(Stored data)
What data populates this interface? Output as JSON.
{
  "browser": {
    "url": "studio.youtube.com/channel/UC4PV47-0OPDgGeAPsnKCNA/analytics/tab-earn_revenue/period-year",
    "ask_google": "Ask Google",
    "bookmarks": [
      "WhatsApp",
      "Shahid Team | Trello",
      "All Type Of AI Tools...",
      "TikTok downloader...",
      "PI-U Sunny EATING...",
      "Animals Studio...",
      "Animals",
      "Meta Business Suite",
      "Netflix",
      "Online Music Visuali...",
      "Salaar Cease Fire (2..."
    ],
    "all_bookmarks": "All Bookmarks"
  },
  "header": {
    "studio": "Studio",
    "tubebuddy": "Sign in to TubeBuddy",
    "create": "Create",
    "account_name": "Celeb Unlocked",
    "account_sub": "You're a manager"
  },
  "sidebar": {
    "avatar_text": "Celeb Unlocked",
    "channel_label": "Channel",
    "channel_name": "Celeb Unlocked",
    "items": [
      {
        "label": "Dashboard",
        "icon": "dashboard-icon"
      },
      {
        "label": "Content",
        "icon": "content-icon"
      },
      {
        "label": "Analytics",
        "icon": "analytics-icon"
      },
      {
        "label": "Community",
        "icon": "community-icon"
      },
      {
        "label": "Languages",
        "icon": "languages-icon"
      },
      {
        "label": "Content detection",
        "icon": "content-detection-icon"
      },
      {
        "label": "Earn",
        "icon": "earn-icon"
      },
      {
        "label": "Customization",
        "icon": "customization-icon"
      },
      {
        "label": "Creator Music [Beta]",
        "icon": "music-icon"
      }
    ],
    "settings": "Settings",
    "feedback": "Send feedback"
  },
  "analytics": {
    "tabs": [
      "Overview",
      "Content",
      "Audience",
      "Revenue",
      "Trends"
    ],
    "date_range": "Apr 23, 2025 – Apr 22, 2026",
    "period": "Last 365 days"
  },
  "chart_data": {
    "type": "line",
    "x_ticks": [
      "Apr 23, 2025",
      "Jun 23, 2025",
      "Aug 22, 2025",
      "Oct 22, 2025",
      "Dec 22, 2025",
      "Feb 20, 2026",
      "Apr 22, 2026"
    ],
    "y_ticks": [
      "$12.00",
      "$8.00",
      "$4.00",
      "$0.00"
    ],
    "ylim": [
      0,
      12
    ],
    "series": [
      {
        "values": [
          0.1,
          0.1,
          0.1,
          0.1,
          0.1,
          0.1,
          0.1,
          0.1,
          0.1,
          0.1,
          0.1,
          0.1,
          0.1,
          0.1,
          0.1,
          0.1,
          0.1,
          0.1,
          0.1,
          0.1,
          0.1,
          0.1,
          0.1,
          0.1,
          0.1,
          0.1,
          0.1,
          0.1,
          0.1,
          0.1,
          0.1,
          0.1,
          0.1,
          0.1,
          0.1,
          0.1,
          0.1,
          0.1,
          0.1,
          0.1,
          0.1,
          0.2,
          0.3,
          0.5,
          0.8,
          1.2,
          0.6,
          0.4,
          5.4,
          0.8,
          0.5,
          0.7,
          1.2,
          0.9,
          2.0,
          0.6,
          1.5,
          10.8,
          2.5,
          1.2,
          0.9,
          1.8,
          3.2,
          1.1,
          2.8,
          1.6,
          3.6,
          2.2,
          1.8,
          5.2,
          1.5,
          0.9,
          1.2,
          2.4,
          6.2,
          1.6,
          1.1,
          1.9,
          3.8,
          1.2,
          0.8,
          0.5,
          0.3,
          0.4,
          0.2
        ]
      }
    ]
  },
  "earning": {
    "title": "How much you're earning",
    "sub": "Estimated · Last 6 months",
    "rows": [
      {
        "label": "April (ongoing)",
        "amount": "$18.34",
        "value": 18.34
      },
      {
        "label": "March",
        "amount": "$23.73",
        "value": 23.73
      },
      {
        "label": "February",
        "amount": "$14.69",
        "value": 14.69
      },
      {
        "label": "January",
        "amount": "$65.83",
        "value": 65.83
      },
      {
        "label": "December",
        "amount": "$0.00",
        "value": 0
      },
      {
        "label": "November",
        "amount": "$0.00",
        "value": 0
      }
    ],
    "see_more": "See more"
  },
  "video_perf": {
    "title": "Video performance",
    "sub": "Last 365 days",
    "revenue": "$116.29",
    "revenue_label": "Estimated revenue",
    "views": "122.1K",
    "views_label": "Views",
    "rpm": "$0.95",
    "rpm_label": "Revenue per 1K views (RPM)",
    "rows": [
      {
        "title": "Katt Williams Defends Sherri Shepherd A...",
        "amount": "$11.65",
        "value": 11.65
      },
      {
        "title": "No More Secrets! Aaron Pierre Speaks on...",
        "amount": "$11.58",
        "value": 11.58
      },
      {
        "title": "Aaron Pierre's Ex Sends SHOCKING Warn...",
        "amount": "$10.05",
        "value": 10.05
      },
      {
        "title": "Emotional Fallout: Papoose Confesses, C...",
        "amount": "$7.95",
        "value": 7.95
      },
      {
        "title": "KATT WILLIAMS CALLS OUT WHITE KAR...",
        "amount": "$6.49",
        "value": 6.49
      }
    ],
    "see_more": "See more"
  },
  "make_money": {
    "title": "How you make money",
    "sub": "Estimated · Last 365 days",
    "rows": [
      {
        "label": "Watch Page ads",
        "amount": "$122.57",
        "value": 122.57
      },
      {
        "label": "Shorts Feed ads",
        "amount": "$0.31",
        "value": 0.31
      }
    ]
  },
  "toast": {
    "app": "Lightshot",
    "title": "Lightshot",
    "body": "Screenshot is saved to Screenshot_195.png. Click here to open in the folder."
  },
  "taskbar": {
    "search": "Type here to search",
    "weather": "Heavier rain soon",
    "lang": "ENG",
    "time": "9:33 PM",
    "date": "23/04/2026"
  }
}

==

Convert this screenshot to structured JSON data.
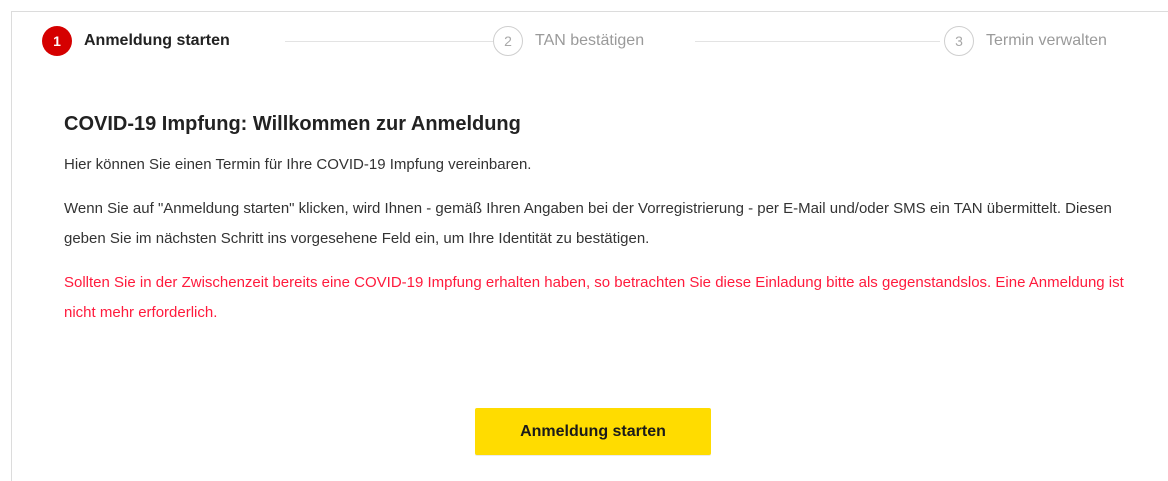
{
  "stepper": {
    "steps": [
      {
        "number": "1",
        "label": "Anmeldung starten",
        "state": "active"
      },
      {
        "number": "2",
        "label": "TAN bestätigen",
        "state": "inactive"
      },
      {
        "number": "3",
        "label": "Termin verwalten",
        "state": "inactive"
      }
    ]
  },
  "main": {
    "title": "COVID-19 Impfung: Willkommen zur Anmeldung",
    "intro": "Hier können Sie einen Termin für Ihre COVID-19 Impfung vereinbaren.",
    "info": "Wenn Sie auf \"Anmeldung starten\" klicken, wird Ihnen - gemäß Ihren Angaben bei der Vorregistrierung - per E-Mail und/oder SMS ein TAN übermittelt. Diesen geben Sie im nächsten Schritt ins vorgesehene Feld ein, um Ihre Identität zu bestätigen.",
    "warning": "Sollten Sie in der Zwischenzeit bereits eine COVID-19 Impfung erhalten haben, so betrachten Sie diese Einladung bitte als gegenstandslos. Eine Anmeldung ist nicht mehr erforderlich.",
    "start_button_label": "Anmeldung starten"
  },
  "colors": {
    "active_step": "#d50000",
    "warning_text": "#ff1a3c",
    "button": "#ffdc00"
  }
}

...

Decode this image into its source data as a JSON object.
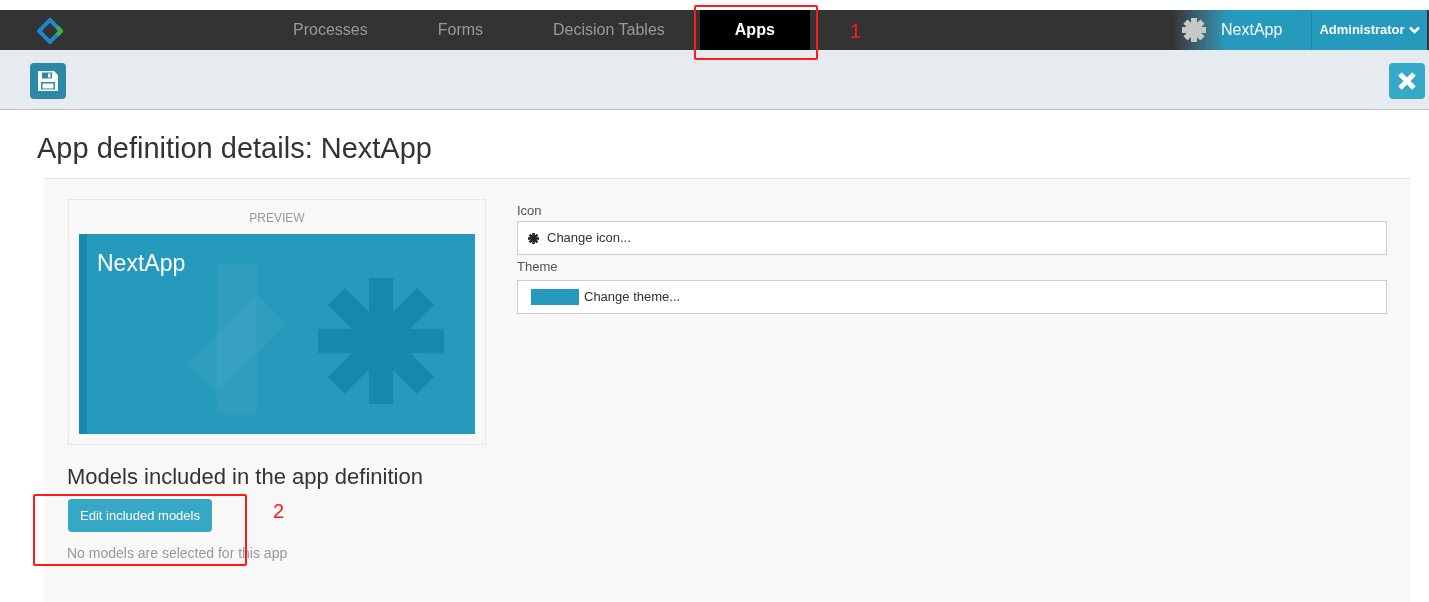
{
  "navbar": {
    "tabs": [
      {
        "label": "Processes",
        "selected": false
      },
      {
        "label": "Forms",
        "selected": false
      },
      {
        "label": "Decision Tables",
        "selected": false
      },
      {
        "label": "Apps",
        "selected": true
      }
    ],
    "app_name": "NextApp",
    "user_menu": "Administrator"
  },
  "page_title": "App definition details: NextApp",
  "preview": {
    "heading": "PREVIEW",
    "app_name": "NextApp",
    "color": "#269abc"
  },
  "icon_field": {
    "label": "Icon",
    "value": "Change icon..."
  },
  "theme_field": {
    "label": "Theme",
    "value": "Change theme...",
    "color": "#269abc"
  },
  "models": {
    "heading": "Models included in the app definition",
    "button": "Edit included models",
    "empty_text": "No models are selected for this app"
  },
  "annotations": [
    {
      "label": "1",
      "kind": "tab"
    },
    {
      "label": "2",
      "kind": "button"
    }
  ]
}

Your instructions: Report how many lines in the listing above include the word "included". Give nothing but the number.

Complete answer: 2